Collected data
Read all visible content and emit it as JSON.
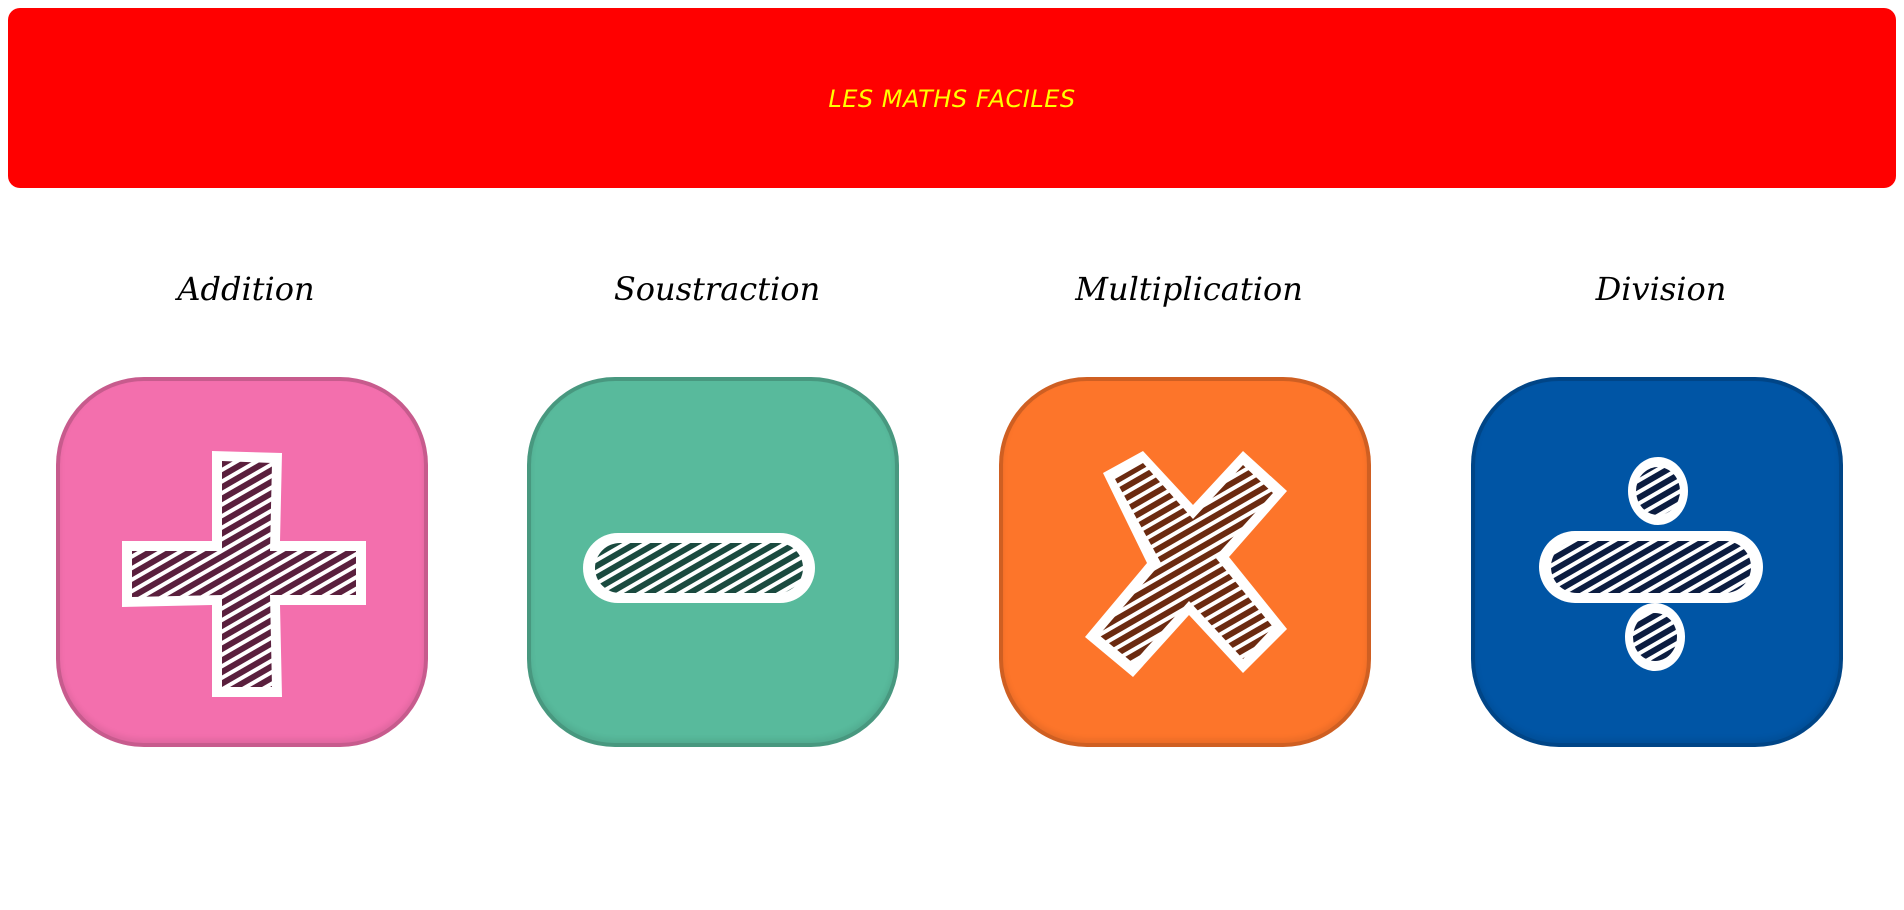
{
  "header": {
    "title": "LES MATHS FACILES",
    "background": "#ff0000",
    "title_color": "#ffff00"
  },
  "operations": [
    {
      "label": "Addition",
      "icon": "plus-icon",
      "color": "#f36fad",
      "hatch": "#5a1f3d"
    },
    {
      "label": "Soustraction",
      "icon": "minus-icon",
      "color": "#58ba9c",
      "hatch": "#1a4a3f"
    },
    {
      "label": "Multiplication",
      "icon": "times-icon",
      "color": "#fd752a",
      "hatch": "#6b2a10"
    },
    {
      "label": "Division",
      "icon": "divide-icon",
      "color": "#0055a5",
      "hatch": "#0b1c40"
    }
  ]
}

--

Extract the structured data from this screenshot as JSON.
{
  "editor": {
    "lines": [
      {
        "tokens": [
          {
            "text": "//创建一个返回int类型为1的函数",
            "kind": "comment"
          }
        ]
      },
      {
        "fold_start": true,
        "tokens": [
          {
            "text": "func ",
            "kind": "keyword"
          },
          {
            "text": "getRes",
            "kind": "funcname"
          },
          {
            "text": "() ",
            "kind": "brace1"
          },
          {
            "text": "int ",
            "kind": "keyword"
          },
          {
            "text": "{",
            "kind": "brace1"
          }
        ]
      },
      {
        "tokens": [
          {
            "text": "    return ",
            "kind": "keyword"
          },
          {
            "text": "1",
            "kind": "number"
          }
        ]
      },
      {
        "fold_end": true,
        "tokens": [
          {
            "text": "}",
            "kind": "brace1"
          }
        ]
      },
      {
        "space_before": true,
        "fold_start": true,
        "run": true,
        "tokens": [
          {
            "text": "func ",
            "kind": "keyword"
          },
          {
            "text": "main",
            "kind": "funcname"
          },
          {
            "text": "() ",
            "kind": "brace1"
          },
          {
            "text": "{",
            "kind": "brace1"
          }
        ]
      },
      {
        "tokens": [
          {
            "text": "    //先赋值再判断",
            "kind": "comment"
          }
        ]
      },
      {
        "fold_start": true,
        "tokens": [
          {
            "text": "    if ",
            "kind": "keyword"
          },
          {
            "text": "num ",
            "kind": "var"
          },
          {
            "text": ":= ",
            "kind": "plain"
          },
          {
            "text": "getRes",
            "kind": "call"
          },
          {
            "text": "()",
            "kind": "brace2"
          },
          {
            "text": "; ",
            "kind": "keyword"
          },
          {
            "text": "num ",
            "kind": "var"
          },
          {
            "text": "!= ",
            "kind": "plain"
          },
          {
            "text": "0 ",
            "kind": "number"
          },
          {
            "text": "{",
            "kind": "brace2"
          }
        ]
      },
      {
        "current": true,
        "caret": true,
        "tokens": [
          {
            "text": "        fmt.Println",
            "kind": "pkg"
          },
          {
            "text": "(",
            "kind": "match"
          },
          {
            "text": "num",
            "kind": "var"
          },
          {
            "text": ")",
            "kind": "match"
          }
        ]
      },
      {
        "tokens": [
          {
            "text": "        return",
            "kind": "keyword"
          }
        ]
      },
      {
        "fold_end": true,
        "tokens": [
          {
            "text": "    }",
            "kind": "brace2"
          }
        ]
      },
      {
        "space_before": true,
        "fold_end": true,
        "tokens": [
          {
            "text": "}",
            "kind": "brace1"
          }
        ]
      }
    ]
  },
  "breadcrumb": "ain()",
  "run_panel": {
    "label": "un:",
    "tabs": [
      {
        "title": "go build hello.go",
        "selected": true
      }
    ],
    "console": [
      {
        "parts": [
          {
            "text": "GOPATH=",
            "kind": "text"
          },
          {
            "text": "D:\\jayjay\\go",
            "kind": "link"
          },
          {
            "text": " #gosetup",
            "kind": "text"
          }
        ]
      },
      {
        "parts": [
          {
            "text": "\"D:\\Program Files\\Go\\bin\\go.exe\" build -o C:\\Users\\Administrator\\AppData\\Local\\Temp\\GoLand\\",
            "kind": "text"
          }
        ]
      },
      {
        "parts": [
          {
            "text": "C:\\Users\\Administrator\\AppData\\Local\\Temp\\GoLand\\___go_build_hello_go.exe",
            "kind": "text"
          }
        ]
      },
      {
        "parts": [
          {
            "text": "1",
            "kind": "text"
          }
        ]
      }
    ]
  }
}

* _EXERCISE_
Reply with one number only: the count of lines in the entries that contain "Users".

* _EXERCISE OUTPUT_
2